• **PROBLEM DETAILS**:
In the entries that follow, find the word "非选择题" and report each line it is on.

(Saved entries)
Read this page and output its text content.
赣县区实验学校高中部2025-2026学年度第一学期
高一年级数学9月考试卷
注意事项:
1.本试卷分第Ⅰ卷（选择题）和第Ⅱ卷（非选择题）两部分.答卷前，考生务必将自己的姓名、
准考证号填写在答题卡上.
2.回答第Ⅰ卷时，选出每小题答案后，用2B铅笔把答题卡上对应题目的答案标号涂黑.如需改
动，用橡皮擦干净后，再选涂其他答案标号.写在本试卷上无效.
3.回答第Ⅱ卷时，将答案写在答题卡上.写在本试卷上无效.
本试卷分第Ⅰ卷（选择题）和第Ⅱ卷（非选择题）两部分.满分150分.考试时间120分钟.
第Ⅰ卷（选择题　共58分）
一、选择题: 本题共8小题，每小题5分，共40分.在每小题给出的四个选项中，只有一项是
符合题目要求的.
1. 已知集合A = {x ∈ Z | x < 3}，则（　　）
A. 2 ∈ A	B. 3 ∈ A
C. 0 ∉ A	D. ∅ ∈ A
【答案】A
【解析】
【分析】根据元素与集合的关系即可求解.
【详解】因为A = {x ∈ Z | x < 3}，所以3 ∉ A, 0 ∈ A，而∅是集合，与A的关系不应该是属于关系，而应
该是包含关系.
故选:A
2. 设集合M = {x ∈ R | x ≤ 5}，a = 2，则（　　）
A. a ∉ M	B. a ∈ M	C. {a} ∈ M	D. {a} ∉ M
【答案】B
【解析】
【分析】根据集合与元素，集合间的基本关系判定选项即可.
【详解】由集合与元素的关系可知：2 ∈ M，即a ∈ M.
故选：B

• **FINISHED ANSWER**:
1.本试卷分第Ⅰ卷（选择题）和第Ⅱ卷（非选择题）两部分.答卷前，考生务必将自己的姓名、
本试卷分第Ⅰ卷（选择题）和第Ⅱ卷（非选择题）两部分.满分150分.考试时间120分钟.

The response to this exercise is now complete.